§ WRITTEN REQUEST
Give every line of the material again, exactly as written.
-- start of DATA SHOWN --
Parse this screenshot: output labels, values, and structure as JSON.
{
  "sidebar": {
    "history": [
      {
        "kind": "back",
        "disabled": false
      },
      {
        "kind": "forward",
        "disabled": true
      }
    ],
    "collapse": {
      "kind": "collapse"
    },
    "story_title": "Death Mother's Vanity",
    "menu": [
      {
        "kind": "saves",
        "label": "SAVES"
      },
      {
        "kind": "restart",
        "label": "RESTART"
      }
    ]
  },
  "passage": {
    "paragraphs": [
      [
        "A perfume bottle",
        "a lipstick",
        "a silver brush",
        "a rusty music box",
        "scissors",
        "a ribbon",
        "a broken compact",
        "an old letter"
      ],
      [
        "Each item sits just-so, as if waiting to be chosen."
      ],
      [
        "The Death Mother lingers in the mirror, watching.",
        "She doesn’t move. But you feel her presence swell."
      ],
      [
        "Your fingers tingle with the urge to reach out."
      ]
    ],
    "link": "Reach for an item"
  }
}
-- end of DATA SHOWN --
§ WRITTEN RESPONSE
Parse this screenshot: output labels, values, and structure as JSON.
{
  "sidebar": {
    "history": [
      {
        "kind": "back",
        "disabled": false
      },
      {
        "kind": "forward",
        "disabled": true
      }
    ],
    "collapse": {
      "kind": "collapse"
    },
    "story_title": "Death Mother's Vanity",
    "menu": [
      {
        "kind": "saves",
        "label": "SAVES"
      },
      {
        "kind": "restart",
        "label": "RESTART"
      }
    ]
  },
  "passage": {
    "paragraphs": [
      [
        "A perfume bottle",
        "a lipstick",
        "a silver brush",
        "a rusty music box",
        "scissors",
        "a ribbon",
        "a broken compact",
        "an old letter"
      ],
      [
        "Each item sits just-so, as if waiting to be chosen."
      ],
      [
        "The Death Mother lingers in the mirror, watching.",
        "She doesn’t move. But you feel her presence swell."
      ],
      [
        "Your fingers tingle with the urge to reach out."
      ]
    ],
    "link": "Reach for an item"
  }
}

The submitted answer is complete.